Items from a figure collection

····················

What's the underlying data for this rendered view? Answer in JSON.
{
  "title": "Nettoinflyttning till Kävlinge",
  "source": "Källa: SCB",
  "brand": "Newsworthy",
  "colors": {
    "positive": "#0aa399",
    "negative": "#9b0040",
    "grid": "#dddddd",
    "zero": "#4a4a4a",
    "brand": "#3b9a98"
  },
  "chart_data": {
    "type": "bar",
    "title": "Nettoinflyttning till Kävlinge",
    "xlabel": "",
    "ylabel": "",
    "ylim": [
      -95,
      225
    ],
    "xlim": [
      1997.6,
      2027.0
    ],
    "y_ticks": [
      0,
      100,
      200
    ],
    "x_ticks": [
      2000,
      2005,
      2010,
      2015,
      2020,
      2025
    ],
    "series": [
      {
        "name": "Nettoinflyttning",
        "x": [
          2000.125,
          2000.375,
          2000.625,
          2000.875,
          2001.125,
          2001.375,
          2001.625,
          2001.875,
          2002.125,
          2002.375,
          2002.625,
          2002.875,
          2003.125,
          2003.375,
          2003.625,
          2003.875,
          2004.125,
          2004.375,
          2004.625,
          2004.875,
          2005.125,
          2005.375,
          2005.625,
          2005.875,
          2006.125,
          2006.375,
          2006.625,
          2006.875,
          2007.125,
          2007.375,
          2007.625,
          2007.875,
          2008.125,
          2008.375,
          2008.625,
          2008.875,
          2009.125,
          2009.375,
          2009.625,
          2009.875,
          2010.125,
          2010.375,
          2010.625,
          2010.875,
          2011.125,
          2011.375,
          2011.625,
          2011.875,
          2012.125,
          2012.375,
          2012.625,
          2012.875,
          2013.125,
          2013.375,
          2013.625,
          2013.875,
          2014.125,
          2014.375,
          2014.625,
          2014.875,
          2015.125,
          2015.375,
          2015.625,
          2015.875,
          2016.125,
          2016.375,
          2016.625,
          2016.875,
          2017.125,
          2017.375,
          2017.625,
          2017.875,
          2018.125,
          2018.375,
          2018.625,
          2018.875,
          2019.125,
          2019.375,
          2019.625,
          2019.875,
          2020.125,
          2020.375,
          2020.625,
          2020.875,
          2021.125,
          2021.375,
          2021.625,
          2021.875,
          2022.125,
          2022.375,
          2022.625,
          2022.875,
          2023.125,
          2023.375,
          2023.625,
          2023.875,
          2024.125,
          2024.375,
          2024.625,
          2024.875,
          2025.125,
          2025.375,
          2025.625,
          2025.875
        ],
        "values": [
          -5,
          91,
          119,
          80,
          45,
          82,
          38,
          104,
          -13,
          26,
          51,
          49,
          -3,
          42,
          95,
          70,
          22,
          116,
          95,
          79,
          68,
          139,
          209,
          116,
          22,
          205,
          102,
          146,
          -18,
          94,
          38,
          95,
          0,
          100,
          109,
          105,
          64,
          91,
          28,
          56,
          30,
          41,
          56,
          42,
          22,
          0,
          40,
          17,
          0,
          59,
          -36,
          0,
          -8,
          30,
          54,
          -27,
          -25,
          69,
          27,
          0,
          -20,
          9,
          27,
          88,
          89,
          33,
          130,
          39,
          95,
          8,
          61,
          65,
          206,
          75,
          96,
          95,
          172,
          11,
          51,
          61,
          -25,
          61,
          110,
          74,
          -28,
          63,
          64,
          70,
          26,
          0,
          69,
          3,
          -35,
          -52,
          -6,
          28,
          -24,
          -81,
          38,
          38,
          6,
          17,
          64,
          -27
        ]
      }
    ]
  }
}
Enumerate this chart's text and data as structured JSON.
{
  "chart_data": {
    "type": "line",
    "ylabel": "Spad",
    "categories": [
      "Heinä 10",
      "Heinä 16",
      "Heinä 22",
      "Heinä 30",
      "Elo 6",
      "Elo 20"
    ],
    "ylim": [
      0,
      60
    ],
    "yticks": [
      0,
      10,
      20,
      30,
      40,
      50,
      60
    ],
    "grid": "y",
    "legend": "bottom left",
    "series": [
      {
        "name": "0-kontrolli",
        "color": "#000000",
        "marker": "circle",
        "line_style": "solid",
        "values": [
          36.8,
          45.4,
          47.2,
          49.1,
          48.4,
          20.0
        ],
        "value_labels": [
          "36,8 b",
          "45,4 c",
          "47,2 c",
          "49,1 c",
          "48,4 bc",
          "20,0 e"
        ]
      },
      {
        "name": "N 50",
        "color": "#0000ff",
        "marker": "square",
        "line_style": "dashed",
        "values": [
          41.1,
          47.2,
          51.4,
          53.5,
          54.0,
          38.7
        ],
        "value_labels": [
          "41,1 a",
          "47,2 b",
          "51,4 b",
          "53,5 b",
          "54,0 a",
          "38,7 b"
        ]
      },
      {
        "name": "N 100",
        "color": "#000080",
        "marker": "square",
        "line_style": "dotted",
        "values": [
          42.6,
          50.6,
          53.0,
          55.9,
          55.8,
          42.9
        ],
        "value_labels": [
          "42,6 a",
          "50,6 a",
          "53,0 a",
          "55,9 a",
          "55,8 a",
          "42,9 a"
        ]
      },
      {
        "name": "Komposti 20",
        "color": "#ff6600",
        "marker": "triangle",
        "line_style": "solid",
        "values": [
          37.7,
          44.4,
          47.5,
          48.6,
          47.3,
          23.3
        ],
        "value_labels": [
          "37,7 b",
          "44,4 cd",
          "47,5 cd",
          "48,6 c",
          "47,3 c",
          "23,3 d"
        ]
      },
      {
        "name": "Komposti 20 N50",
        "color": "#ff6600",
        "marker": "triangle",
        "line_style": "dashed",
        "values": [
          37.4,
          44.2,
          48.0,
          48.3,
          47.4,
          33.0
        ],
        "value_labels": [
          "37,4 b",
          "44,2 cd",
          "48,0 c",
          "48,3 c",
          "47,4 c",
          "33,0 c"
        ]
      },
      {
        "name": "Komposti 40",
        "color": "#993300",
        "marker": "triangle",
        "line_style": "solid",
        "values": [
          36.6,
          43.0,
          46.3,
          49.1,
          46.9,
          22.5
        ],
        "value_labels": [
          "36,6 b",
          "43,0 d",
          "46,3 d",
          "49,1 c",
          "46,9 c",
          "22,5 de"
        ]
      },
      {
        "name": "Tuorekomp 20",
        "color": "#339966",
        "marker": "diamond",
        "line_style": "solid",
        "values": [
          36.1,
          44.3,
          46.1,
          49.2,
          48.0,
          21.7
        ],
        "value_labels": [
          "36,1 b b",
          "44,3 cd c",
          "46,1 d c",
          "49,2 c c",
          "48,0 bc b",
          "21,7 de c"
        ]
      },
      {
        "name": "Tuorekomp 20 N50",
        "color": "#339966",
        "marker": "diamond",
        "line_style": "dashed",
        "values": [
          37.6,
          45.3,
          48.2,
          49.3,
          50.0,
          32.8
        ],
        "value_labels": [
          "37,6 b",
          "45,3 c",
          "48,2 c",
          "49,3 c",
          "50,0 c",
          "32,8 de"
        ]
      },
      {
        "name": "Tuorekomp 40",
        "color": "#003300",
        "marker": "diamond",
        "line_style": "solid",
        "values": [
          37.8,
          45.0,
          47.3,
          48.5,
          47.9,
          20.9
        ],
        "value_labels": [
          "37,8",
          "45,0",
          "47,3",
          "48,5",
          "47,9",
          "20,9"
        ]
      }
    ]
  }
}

····················

• [Exercise aim] All of the records must be retyped exactly as they are.

• [Solution to this problem]
What's the underlying data for this rendered view? Answer in JSON.
{
  "title": "Nettoinflyttning till Kävlinge",
  "source": "Källa: SCB",
  "brand": "Newsworthy",
  "colors": {
    "positive": "#0aa399",
    "negative": "#9b0040",
    "grid": "#dddddd",
    "zero": "#4a4a4a",
    "brand": "#3b9a98"
  },
  "chart_data": {
    "type": "bar",
    "title": "Nettoinflyttning till Kävlinge",
    "xlabel": "",
    "ylabel": "",
    "ylim": [
      -95,
      225
    ],
    "xlim": [
      1997.6,
      2027.0
    ],
    "y_ticks": [
      0,
      100,
      200
    ],
    "x_ticks": [
      2000,
      2005,
      2010,
      2015,
      2020,
      2025
    ],
    "series": [
      {
        "name": "Nettoinflyttning",
        "x": [
          2000.125,
          2000.375,
          2000.625,
          2000.875,
          2001.125,
          2001.375,
          2001.625,
          2001.875,
          2002.125,
          2002.375,
          2002.625,
          2002.875,
          2003.125,
          2003.375,
          2003.625,
          2003.875,
          2004.125,
          2004.375,
          2004.625,
          2004.875,
          2005.125,
          2005.375,
          2005.625,
          2005.875,
          2006.125,
          2006.375,
          2006.625,
          2006.875,
          2007.125,
          2007.375,
          2007.625,
          2007.875,
          2008.125,
          2008.375,
          2008.625,
          2008.875,
          2009.125,
          2009.375,
          2009.625,
          2009.875,
          2010.125,
          2010.375,
          2010.625,
          2010.875,
          2011.125,
          2011.375,
          2011.625,
          2011.875,
          2012.125,
          2012.375,
          2012.625,
          2012.875,
          2013.125,
          2013.375,
          2013.625,
          2013.875,
          2014.125,
          2014.375,
          2014.625,
          2014.875,
          2015.125,
          2015.375,
          2015.625,
          2015.875,
          2016.125,
          2016.375,
          2016.625,
          2016.875,
          2017.125,
          2017.375,
          2017.625,
          2017.875,
          2018.125,
          2018.375,
          2018.625,
          2018.875,
          2019.125,
          2019.375,
          2019.625,
          2019.875,
          2020.125,
          2020.375,
          2020.625,
          2020.875,
          2021.125,
          2021.375,
          2021.625,
          2021.875,
          2022.125,
          2022.375,
          2022.625,
          2022.875,
          2023.125,
          2023.375,
          2023.625,
          2023.875,
          2024.125,
          2024.375,
          2024.625,
          2024.875,
          2025.125,
          2025.375,
          2025.625,
          2025.875
        ],
        "values": [
          -5,
          91,
          119,
          80,
          45,
          82,
          38,
          104,
          -13,
          26,
          51,
          49,
          -3,
          42,
          95,
          70,
          22,
          116,
          95,
          79,
          68,
          139,
          209,
          116,
          22,
          205,
          102,
          146,
          -18,
          94,
          38,
          95,
          0,
          100,
          109,
          105,
          64,
          91,
          28,
          56,
          30,
          41,
          56,
          42,
          22,
          0,
          40,
          17,
          0,
          59,
          -36,
          0,
          -8,
          30,
          54,
          -27,
          -25,
          69,
          27,
          0,
          -20,
          9,
          27,
          88,
          89,
          33,
          130,
          39,
          95,
          8,
          61,
          65,
          206,
          75,
          96,
          95,
          172,
          11,
          51,
          61,
          -25,
          61,
          110,
          74,
          -28,
          63,
          64,
          70,
          26,
          0,
          69,
          3,
          -35,
          -52,
          -6,
          28,
          -24,
          -81,
          38,
          38,
          6,
          17,
          64,
          -27
        ]
      }
    ]
  }
}
Enumerate this chart's text and data as structured JSON.
{
  "chart_data": {
    "type": "line",
    "ylabel": "Spad",
    "categories": [
      "Heinä 10",
      "Heinä 16",
      "Heinä 22",
      "Heinä 30",
      "Elo 6",
      "Elo 20"
    ],
    "ylim": [
      0,
      60
    ],
    "yticks": [
      0,
      10,
      20,
      30,
      40,
      50,
      60
    ],
    "grid": "y",
    "legend": "bottom left",
    "series": [
      {
        "name": "0-kontrolli",
        "color": "#000000",
        "marker": "circle",
        "line_style": "solid",
        "values": [
          36.8,
          45.4,
          47.2,
          49.1,
          48.4,
          20.0
        ],
        "value_labels": [
          "36,8 b",
          "45,4 c",
          "47,2 c",
          "49,1 c",
          "48,4 bc",
          "20,0 e"
        ]
      },
      {
        "name": "N 50",
        "color": "#0000ff",
        "marker": "square",
        "line_style": "dashed",
        "values": [
          41.1,
          47.2,
          51.4,
          53.5,
          54.0,
          38.7
        ],
        "value_labels": [
          "41,1 a",
          "47,2 b",
          "51,4 b",
          "53,5 b",
          "54,0 a",
          "38,7 b"
        ]
      },
      {
        "name": "N 100",
        "color": "#000080",
        "marker": "square",
        "line_style": "dotted",
        "values": [
          42.6,
          50.6,
          53.0,
          55.9,
          55.8,
          42.9
        ],
        "value_labels": [
          "42,6 a",
          "50,6 a",
          "53,0 a",
          "55,9 a",
          "55,8 a",
          "42,9 a"
        ]
      },
      {
        "name": "Komposti 20",
        "color": "#ff6600",
        "marker": "triangle",
        "line_style": "solid",
        "values": [
          37.7,
          44.4,
          47.5,
          48.6,
          47.3,
          23.3
        ],
        "value_labels": [
          "37,7 b",
          "44,4 cd",
          "47,5 cd",
          "48,6 c",
          "47,3 c",
          "23,3 d"
        ]
      },
      {
        "name": "Komposti 20 N50",
        "color": "#ff6600",
        "marker": "triangle",
        "line_style": "dashed",
        "values": [
          37.4,
          44.2,
          48.0,
          48.3,
          47.4,
          33.0
        ],
        "value_labels": [
          "37,4 b",
          "44,2 cd",
          "48,0 c",
          "48,3 c",
          "47,4 c",
          "33,0 c"
        ]
      },
      {
        "name": "Komposti 40",
        "color": "#993300",
        "marker": "triangle",
        "line_style": "solid",
        "values": [
          36.6,
          43.0,
          46.3,
          49.1,
          46.9,
          22.5
        ],
        "value_labels": [
          "36,6 b",
          "43,0 d",
          "46,3 d",
          "49,1 c",
          "46,9 c",
          "22,5 de"
        ]
      },
      {
        "name": "Tuorekomp 20",
        "color": "#339966",
        "marker": "diamond",
        "line_style": "solid",
        "values": [
          36.1,
          44.3,
          46.1,
          49.2,
          48.0,
          21.7
        ],
        "value_labels": [
          "36,1 b b",
          "44,3 cd c",
          "46,1 d c",
          "49,2 c c",
          "48,0 bc b",
          "21,7 de c"
        ]
      },
      {
        "name": "Tuorekomp 20 N50",
        "color": "#339966",
        "marker": "diamond",
        "line_style": "dashed",
        "values": [
          37.6,
          45.3,
          48.2,
          49.3,
          50.0,
          32.8
        ],
        "value_labels": [
          "37,6 b",
          "45,3 c",
          "48,2 c",
          "49,3 c",
          "50,0 c",
          "32,8 de"
        ]
      },
      {
        "name": "Tuorekomp 40",
        "color": "#003300",
        "marker": "diamond",
        "line_style": "solid",
        "values": [
          37.8,
          45.0,
          47.3,
          48.5,
          47.9,
          20.9
        ],
        "value_labels": [
          "37,8",
          "45,0",
          "47,3",
          "48,5",
          "47,9",
          "20,9"
        ]
      }
    ]
  }
}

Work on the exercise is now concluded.